Other access issues include …

  • SPARQL-HTTP: supported operations follow SPARQL’s syntax and HTTP-use conforms to its profile for endpoints
  • FileMan as a collection of interlinked subgraphs for Patient, Institution, Terminology, System
  • Linking out FileMan terminologies to standard equivalents

Note: This list is subject to change.

Linked Data Traversal

With linked data, a client walks URLs to gather the information it needs. To satisfy this level of FMQL, an endpoint must provide such access to all data and schema information in a FileMan instance.

It must support the following operations, four for FileMan data and three for its schema.

FileMan data access …

Describe
Return a chunk of information about an entity – its literal values and blank nodes, the references it has to other entities.

§ §

**DIRECTIONS**
According to the passage on FMQL linked data traversal, how many operations must an endpoint support for FileMan data and how many for its schema?

[Dataset items]
§ §

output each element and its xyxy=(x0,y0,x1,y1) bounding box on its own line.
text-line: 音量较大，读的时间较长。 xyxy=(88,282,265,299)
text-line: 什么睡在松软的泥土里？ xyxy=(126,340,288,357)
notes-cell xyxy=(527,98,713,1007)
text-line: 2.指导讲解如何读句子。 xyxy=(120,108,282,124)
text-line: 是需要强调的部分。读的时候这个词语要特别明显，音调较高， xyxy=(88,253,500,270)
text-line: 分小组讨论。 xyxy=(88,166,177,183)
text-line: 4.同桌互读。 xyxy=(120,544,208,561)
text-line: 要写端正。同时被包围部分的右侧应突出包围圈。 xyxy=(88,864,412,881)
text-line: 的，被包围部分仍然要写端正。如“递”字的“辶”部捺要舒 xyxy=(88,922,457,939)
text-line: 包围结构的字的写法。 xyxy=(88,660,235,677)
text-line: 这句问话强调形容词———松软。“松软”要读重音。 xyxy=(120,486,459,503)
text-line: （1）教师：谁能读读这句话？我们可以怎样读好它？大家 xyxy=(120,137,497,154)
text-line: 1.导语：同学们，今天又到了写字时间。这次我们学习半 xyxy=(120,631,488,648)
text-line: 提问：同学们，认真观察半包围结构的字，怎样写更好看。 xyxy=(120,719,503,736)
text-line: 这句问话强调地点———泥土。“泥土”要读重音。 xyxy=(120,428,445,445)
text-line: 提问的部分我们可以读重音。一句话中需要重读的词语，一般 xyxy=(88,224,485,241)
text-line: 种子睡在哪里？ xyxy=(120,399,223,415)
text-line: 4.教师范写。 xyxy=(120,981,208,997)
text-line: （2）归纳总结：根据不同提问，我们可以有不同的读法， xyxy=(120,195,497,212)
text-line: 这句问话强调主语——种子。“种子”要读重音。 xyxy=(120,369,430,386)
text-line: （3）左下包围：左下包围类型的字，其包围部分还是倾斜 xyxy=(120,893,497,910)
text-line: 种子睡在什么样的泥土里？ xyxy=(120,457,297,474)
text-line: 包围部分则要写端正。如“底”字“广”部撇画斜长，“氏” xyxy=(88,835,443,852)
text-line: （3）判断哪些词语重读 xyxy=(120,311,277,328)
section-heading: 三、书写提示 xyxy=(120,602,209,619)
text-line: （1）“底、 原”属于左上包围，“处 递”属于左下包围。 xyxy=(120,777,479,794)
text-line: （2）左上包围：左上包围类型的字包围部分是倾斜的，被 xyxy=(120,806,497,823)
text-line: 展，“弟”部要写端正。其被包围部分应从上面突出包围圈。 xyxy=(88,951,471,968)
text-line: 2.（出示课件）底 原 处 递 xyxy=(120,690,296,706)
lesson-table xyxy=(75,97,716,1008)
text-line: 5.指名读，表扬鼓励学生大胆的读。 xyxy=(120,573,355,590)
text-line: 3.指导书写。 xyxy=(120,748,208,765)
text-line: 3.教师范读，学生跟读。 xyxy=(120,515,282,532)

§ §

**TASK SOLUTION**
Four for FileMan data and three for its schema.